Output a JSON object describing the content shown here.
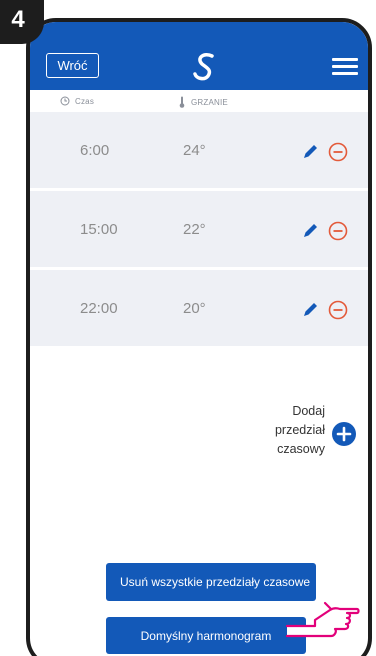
{
  "step_number": "4",
  "header": {
    "back_label": "Wróć",
    "logo_icon": "salus-logo-icon",
    "menu_icon": "hamburger-menu-icon"
  },
  "columns": {
    "time_label": "Czas",
    "heating_label": "GRZANIE"
  },
  "intervals": [
    {
      "time": "6:00",
      "temp": "24°"
    },
    {
      "time": "15:00",
      "temp": "22°"
    },
    {
      "time": "22:00",
      "temp": "20°"
    }
  ],
  "add_interval": {
    "line1": "Dodaj",
    "line2": "przedział",
    "line3": "czasowy"
  },
  "buttons": {
    "delete_all": "Usuń wszystkie przedziały czasowe",
    "default_schedule": "Domyślny harmonogram"
  },
  "colors": {
    "primary": "#1359b8",
    "row_bg": "#eef0f5",
    "remove": "#e35a3a"
  }
}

Written request – Pictures don't belong in the copy. Restate all the entries exactly.

Answer for this exercise –
Output a JSON object describing the content shown here.
{
  "step_number": "4",
  "header": {
    "back_label": "Wróć",
    "logo_icon": "salus-logo-icon",
    "menu_icon": "hamburger-menu-icon"
  },
  "columns": {
    "time_label": "Czas",
    "heating_label": "GRZANIE"
  },
  "intervals": [
    {
      "time": "6:00",
      "temp": "24°"
    },
    {
      "time": "15:00",
      "temp": "22°"
    },
    {
      "time": "22:00",
      "temp": "20°"
    }
  ],
  "add_interval": {
    "line1": "Dodaj",
    "line2": "przedział",
    "line3": "czasowy"
  },
  "buttons": {
    "delete_all": "Usuń wszystkie przedziały czasowe",
    "default_schedule": "Domyślny harmonogram"
  },
  "colors": {
    "primary": "#1359b8",
    "row_bg": "#eef0f5",
    "remove": "#e35a3a"
  }
}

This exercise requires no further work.